→ What the exercise asks: Return every line of the listing from the one containing "Identify all the" down to the one containing "image-chemical-fibers: Химические волокна", both included, without changing a character.

→ Records shown:

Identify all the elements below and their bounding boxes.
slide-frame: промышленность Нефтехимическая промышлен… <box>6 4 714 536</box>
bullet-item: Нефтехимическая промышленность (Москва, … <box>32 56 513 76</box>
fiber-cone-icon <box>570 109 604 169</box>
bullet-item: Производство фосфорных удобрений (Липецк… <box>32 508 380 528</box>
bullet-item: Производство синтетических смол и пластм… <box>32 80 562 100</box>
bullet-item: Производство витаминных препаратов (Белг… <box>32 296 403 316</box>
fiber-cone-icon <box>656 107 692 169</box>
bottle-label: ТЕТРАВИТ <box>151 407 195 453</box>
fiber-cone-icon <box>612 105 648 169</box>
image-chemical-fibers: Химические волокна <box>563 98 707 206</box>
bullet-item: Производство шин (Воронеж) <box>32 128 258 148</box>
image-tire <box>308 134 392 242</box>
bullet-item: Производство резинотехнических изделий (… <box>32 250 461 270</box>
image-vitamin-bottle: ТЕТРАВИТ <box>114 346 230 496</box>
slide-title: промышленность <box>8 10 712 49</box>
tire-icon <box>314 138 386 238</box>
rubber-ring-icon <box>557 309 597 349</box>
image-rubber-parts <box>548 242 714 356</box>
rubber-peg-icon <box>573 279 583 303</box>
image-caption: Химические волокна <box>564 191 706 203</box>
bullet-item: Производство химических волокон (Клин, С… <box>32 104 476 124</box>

==

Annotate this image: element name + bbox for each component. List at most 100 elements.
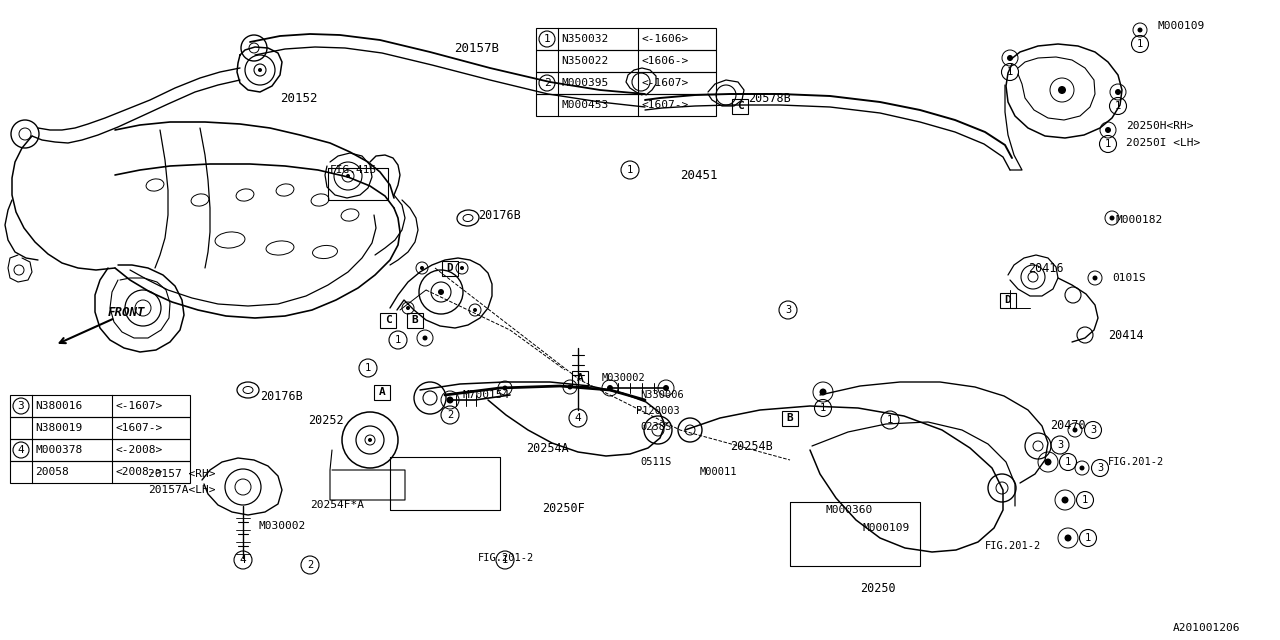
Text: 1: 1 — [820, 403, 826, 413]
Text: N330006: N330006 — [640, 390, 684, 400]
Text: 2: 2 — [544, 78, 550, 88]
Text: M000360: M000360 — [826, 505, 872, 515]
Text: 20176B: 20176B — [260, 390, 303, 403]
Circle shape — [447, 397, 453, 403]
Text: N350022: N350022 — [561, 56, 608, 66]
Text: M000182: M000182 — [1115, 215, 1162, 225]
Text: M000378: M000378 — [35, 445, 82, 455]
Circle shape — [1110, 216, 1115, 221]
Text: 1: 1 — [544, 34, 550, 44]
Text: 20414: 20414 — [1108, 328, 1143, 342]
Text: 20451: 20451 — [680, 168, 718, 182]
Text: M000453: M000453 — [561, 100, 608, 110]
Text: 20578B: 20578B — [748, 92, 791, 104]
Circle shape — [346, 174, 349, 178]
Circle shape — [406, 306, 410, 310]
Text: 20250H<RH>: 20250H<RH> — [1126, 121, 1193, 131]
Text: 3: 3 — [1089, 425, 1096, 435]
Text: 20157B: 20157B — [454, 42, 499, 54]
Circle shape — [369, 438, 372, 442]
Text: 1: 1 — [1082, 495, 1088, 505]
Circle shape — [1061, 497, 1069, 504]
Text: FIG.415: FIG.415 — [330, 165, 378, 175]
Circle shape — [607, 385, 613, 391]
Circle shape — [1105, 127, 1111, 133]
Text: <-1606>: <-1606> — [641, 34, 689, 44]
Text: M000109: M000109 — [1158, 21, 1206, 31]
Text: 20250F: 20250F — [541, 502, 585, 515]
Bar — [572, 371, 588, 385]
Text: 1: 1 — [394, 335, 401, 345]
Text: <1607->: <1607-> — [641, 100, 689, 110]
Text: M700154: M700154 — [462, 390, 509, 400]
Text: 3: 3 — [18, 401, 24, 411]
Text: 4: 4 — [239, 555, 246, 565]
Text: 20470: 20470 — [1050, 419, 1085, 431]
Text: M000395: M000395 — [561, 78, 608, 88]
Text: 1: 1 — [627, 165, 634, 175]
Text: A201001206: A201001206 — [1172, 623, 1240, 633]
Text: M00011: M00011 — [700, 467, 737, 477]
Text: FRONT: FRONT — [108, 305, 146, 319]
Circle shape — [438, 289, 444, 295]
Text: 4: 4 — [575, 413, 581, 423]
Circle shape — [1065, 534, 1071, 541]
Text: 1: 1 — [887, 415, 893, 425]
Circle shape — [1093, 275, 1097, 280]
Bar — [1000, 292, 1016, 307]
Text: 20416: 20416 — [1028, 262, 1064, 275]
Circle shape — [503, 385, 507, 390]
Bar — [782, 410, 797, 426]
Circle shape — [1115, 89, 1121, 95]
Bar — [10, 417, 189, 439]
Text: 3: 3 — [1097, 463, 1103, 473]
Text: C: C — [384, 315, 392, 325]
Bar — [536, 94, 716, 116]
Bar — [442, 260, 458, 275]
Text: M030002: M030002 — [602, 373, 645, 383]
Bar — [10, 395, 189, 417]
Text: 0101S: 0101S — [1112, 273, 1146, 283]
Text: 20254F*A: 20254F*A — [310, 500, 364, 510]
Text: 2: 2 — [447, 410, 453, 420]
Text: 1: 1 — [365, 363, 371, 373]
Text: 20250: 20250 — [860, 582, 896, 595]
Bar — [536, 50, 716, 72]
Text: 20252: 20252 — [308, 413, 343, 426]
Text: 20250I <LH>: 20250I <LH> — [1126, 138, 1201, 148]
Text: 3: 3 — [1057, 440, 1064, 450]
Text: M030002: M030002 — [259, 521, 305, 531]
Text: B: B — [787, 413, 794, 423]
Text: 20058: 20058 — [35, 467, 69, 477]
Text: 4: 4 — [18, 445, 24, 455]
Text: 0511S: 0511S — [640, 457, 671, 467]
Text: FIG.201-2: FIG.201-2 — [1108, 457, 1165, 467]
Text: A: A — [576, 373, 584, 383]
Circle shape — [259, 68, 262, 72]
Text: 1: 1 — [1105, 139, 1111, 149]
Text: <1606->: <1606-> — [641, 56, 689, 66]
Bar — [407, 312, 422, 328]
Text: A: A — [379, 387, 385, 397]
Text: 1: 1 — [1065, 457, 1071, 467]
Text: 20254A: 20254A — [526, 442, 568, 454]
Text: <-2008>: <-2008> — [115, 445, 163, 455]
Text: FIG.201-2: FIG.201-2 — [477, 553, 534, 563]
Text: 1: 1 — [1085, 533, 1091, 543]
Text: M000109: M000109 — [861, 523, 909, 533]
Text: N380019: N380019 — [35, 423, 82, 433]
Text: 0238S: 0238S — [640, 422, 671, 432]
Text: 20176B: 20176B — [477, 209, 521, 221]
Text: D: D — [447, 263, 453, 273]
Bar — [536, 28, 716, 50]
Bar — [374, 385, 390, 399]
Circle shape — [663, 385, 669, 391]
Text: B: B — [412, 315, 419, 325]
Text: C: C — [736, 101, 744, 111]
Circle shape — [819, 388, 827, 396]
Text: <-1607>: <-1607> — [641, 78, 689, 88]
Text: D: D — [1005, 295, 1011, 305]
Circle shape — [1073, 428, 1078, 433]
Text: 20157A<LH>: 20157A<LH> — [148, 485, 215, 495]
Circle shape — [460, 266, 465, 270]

→ The response:
Identify all the elements below and their bounding boxes.
slide-frame: промышленность Нефтехимическая промышлен… <box>6 4 714 536</box>
bullet-item: Нефтехимическая промышленность (Москва, … <box>32 56 513 76</box>
fiber-cone-icon <box>570 109 604 169</box>
bullet-item: Производство фосфорных удобрений (Липецк… <box>32 508 380 528</box>
bullet-item: Производство синтетических смол и пластм… <box>32 80 562 100</box>
bullet-item: Производство витаминных препаратов (Белг… <box>32 296 403 316</box>
fiber-cone-icon <box>656 107 692 169</box>
bottle-label: ТЕТРАВИТ <box>151 407 195 453</box>
fiber-cone-icon <box>612 105 648 169</box>
image-chemical-fibers: Химические волокна <box>563 98 707 206</box>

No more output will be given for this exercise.